** Start **

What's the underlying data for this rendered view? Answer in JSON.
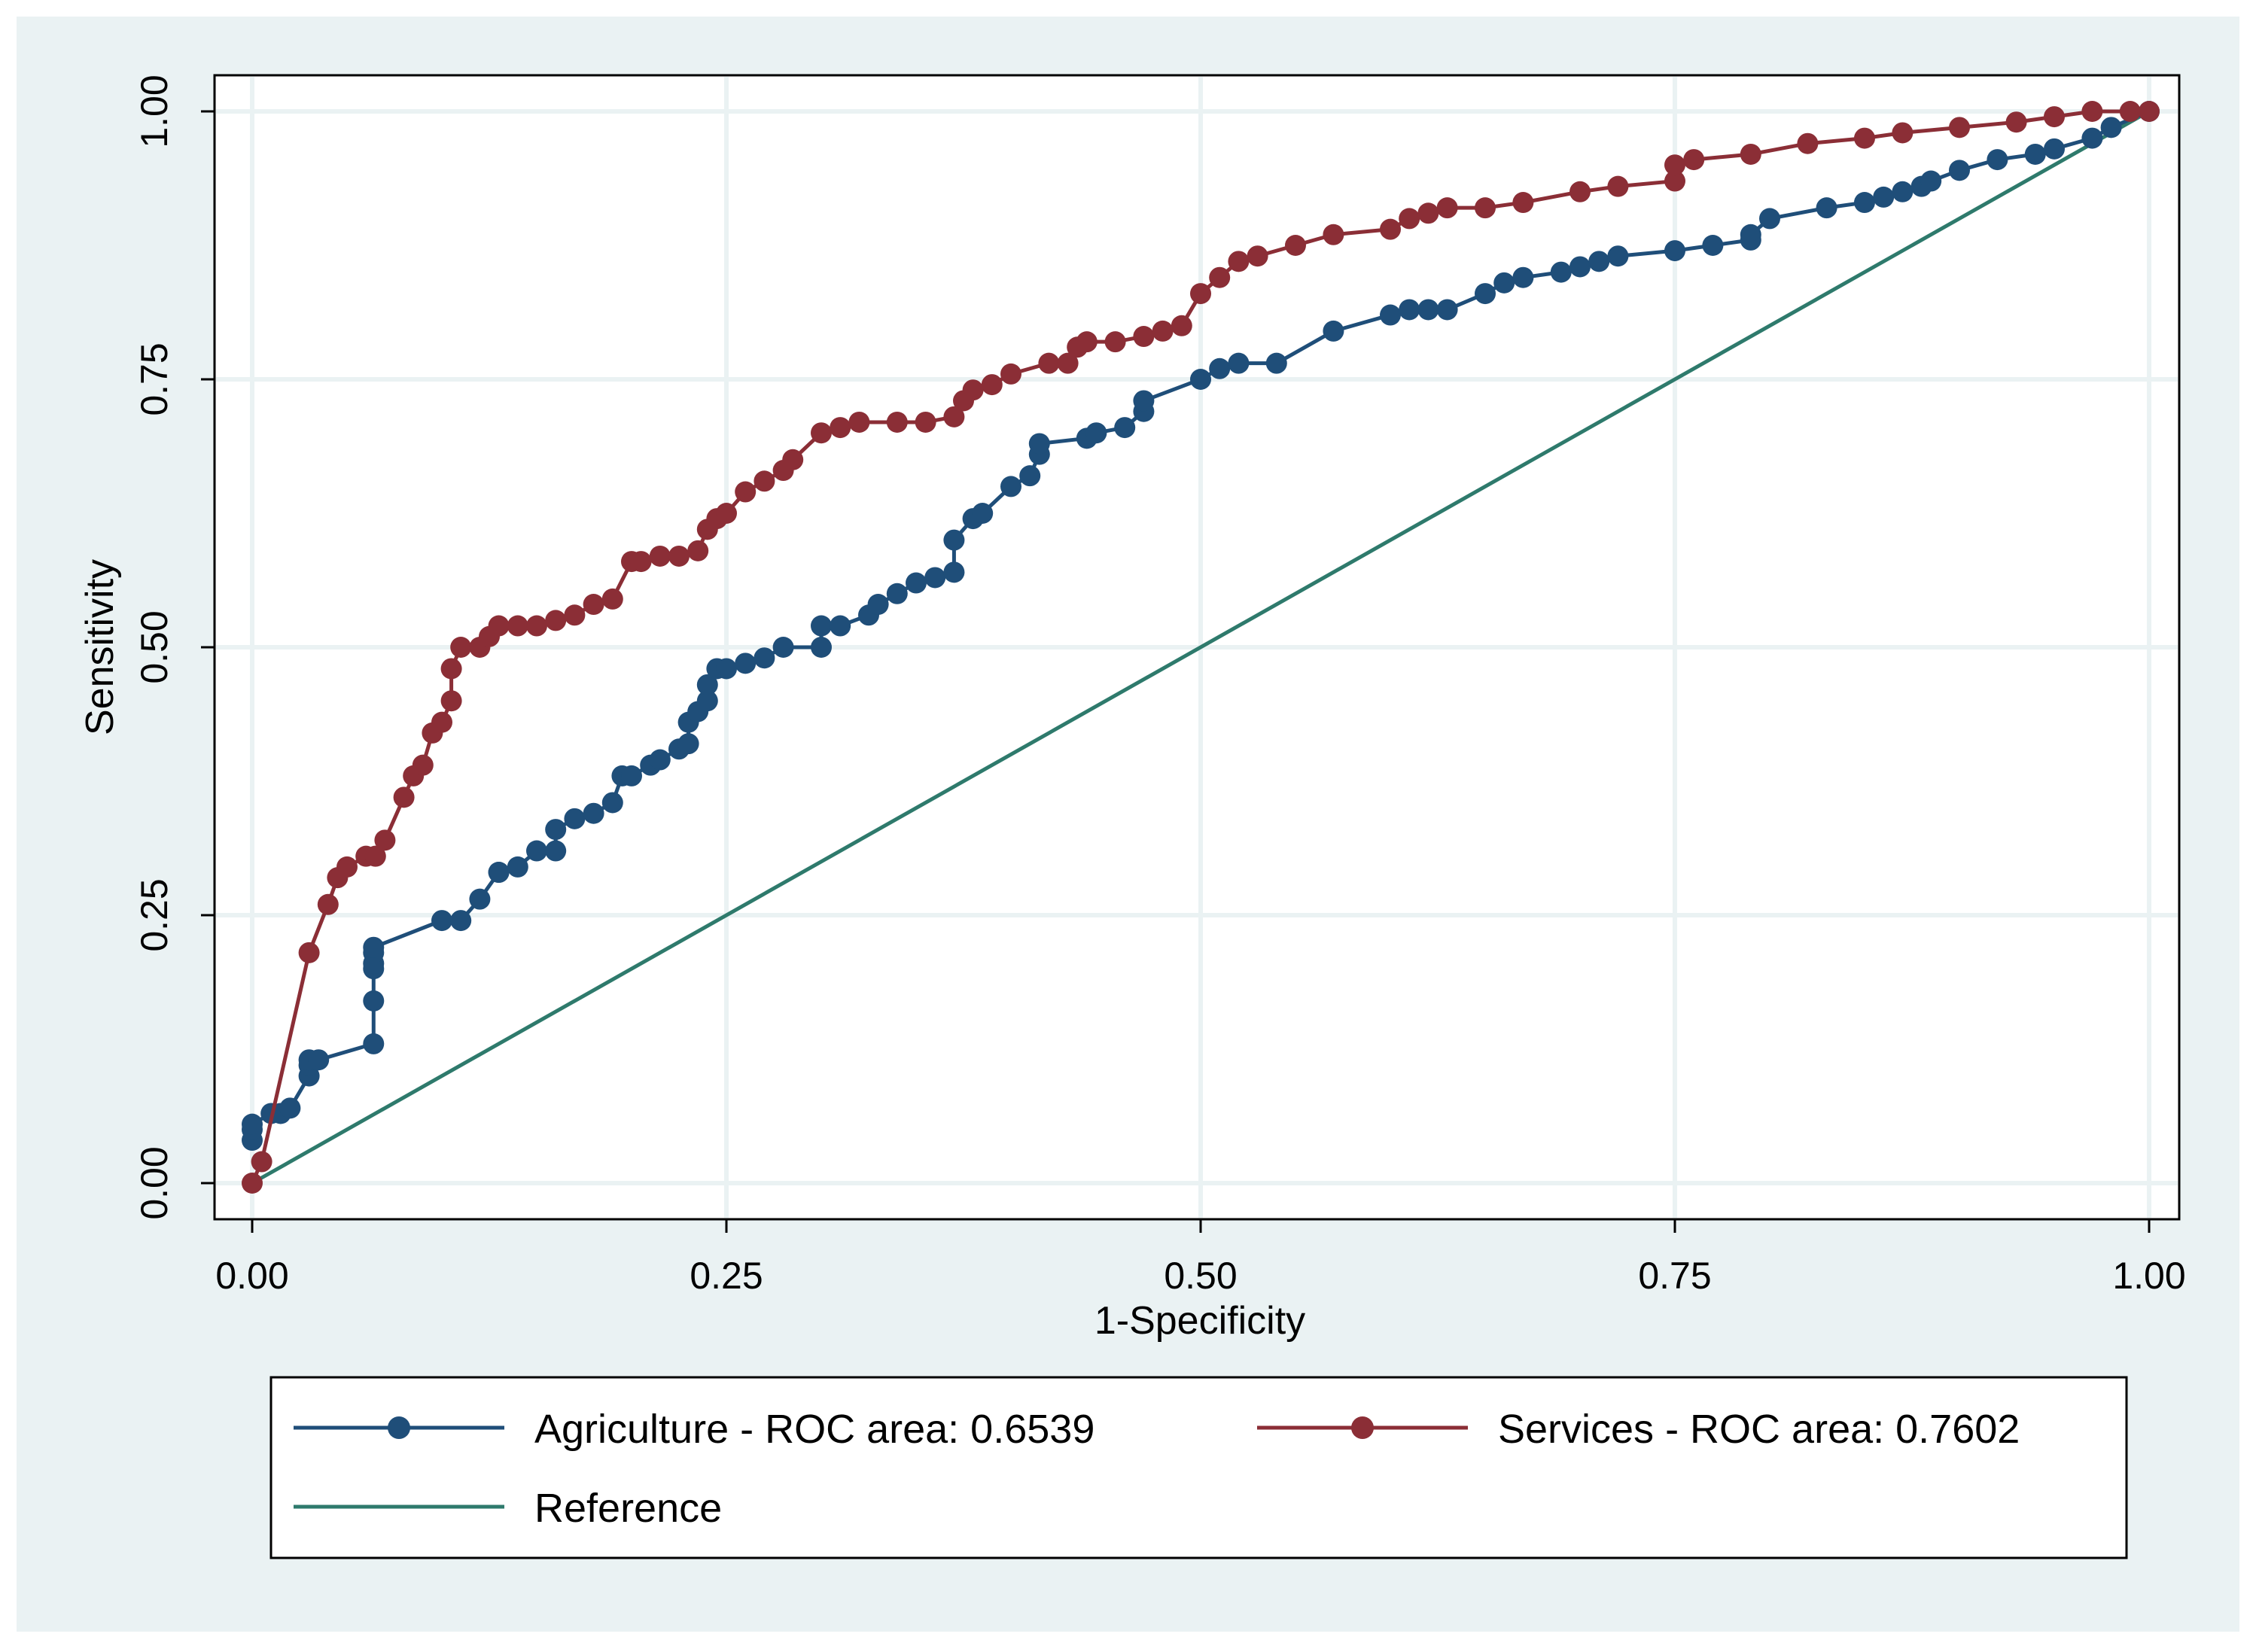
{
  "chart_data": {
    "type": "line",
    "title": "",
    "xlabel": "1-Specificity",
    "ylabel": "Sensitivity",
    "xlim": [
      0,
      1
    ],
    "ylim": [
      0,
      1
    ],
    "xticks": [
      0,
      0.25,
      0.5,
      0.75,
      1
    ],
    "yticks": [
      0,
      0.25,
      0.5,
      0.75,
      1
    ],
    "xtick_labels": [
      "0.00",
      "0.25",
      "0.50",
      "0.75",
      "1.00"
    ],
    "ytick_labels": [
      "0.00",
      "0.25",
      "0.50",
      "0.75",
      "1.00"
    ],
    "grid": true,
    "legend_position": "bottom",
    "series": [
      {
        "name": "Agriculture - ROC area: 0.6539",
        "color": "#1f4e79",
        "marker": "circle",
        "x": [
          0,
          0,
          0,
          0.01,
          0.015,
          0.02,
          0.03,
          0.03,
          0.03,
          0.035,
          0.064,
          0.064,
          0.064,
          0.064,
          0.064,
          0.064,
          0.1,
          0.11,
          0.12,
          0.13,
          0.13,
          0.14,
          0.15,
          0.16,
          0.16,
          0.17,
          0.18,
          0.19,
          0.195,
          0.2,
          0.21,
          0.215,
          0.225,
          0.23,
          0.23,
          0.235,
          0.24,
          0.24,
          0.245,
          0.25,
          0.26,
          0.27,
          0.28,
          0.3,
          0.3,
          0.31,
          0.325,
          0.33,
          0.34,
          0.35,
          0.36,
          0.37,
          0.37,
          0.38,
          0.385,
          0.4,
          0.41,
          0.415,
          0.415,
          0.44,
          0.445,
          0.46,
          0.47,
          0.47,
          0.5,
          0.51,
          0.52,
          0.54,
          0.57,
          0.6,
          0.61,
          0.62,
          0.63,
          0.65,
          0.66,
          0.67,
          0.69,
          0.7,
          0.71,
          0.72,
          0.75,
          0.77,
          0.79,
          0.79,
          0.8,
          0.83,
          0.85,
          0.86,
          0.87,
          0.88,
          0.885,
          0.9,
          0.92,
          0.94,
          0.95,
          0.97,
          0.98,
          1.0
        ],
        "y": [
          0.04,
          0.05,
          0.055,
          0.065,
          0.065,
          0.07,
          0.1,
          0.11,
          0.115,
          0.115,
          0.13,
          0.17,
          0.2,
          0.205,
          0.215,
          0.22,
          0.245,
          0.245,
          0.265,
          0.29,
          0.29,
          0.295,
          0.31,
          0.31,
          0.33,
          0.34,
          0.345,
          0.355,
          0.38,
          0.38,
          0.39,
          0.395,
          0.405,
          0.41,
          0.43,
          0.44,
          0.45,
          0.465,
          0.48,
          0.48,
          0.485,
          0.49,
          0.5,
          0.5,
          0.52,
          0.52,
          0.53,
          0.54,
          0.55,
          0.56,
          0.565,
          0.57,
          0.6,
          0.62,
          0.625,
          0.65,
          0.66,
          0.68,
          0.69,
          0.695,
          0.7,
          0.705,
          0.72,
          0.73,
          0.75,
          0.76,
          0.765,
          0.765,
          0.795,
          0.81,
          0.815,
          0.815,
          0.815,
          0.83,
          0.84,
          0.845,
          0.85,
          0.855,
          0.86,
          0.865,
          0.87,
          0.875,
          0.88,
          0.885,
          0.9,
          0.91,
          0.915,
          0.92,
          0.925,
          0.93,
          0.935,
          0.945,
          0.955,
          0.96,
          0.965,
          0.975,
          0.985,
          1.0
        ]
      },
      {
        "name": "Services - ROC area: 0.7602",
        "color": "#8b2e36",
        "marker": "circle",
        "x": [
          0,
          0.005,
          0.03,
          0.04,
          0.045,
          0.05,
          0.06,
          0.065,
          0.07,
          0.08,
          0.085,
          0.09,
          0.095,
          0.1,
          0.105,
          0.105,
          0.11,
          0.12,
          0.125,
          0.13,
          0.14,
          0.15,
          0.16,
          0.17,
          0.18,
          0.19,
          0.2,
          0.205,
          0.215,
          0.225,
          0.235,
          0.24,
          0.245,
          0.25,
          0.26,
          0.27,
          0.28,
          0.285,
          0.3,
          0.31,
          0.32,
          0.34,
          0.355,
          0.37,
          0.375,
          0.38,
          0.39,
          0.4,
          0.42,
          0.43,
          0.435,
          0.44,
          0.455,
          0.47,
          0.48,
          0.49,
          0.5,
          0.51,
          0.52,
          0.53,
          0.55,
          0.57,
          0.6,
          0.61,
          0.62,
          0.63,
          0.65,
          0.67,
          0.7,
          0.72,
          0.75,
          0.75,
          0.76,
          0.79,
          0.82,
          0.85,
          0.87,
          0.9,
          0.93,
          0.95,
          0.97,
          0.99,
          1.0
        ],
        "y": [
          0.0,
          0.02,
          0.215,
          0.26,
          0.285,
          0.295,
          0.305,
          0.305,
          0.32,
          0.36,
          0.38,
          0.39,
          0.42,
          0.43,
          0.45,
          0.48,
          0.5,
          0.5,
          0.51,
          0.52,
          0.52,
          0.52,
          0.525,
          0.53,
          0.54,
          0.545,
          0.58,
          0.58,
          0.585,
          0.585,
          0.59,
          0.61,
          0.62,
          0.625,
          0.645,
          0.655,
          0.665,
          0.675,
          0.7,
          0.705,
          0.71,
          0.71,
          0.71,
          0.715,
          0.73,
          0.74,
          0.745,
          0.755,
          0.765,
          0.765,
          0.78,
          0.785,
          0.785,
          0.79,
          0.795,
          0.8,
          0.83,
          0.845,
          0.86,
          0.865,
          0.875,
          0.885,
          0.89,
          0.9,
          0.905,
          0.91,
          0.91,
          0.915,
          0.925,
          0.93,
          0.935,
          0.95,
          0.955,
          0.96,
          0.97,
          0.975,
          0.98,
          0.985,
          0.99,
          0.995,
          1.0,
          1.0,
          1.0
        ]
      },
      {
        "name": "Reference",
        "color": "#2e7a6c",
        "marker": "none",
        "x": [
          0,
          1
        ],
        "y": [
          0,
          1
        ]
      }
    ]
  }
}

** End **
** Start **

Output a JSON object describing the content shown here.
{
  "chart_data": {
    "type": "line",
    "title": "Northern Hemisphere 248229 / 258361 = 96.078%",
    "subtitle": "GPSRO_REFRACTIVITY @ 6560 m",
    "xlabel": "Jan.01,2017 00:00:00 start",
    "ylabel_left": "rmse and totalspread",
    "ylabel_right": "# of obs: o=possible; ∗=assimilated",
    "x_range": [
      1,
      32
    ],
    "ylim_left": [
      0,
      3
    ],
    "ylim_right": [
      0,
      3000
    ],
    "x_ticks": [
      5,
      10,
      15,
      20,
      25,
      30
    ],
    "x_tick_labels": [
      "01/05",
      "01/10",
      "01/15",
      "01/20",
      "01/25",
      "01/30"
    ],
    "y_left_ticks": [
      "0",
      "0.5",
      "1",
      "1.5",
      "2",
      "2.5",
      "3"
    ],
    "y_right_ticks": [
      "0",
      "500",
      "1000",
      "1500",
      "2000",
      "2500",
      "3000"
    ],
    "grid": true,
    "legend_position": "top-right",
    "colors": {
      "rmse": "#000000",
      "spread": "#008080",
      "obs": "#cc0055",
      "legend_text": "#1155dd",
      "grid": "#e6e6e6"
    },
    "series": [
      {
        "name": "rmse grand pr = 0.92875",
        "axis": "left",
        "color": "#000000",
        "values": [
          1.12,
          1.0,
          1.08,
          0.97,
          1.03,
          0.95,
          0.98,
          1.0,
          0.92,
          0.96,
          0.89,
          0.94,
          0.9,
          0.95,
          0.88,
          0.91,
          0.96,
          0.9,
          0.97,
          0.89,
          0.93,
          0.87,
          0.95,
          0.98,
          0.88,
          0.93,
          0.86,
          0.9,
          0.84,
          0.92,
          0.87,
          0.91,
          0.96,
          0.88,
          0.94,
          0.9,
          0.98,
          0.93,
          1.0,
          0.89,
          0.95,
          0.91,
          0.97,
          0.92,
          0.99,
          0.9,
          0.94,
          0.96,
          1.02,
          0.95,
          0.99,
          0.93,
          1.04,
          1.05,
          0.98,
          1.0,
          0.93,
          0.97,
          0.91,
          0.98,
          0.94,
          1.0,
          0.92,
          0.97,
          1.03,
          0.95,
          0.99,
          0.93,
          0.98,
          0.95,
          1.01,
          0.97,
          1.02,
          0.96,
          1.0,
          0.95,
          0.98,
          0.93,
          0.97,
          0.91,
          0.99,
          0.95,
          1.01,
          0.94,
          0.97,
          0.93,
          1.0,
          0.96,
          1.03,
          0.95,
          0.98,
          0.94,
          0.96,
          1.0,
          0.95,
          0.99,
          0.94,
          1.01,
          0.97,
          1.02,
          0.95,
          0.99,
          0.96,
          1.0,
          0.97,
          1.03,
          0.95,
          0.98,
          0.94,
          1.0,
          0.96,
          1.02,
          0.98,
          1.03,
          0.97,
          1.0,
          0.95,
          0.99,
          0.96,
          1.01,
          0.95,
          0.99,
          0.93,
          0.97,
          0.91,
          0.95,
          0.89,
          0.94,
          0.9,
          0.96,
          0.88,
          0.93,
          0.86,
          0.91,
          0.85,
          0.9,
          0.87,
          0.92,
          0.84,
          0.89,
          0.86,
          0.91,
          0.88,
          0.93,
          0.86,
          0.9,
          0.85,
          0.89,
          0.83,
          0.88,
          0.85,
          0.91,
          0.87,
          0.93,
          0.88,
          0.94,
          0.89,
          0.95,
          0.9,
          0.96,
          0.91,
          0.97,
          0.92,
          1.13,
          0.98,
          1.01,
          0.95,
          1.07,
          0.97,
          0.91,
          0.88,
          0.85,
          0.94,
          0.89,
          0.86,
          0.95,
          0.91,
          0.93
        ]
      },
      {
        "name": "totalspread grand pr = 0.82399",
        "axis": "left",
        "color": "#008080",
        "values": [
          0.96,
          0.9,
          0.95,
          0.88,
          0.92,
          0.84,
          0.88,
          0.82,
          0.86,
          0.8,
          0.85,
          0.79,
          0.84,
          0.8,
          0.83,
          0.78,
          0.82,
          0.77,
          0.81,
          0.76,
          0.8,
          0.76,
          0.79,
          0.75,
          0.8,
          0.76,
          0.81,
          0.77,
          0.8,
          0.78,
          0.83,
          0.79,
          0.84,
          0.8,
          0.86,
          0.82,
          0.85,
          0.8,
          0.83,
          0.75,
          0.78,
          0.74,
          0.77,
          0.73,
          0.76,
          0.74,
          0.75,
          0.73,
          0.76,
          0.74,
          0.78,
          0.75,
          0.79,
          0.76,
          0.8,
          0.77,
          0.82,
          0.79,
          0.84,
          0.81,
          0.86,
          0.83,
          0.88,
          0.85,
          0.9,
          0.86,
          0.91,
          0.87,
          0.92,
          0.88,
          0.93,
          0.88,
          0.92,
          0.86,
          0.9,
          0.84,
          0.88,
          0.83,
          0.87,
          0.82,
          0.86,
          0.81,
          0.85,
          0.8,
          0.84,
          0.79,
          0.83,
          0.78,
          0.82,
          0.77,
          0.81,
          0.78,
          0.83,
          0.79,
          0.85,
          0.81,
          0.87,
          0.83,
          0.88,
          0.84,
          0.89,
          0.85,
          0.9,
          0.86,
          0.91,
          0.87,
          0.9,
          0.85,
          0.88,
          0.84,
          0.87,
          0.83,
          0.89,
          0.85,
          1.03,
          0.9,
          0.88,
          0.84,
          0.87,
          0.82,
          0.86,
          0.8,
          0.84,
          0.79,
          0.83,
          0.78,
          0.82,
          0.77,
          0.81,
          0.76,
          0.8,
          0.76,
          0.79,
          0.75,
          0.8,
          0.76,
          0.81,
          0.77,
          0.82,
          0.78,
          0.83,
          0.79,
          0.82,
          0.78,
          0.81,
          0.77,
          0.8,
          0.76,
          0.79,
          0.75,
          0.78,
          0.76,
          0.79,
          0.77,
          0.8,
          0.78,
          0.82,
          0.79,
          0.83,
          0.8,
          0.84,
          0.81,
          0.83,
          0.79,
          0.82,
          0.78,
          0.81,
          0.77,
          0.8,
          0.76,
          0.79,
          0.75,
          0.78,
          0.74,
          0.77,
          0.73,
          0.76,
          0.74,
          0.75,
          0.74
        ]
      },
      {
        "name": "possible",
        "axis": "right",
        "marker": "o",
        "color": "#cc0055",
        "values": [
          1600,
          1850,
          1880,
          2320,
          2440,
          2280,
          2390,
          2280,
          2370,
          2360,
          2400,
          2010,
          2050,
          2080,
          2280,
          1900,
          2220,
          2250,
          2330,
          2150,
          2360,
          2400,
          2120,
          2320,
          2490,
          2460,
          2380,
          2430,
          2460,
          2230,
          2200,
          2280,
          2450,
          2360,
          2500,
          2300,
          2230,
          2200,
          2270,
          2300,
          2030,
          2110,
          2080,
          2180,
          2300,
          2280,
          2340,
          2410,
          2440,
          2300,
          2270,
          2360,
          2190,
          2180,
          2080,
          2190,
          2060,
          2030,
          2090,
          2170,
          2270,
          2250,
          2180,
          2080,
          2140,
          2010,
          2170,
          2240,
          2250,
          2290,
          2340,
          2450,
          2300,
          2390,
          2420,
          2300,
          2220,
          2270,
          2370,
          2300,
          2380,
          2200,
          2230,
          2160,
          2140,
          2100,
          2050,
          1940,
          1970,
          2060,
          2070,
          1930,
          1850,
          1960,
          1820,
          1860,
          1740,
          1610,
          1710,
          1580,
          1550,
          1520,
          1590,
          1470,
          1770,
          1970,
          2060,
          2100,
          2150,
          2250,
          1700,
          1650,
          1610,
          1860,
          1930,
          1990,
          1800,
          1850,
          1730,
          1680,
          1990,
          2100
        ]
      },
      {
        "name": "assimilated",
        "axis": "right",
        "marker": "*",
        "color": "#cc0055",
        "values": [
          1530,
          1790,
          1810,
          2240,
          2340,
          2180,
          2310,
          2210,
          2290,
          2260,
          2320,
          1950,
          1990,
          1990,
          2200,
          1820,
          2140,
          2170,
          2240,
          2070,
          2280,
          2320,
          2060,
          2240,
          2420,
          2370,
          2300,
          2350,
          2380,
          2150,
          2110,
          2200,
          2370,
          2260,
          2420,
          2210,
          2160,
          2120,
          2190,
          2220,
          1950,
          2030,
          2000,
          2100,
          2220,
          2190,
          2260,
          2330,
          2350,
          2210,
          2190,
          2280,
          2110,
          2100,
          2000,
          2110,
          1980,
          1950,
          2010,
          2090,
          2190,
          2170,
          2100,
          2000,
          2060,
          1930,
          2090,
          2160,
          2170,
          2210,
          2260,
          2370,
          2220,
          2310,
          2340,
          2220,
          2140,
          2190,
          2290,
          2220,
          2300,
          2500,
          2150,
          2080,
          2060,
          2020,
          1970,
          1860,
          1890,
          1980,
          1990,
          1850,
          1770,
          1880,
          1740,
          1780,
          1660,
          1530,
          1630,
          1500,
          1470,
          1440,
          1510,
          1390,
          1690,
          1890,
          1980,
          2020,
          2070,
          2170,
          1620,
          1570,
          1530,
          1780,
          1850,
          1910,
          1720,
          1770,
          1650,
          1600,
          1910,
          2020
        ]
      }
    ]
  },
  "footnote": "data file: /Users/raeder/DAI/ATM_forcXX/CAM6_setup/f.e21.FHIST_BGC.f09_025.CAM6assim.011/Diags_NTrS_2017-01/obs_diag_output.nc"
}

** End **

Copy all lines in the listing above where the string "xlabel" appears.

> **EXERCISE SOLUTION**:
    "xlabel": "1-Specificity",
    "xlabel": "Jan.01,2017 00:00:00 start",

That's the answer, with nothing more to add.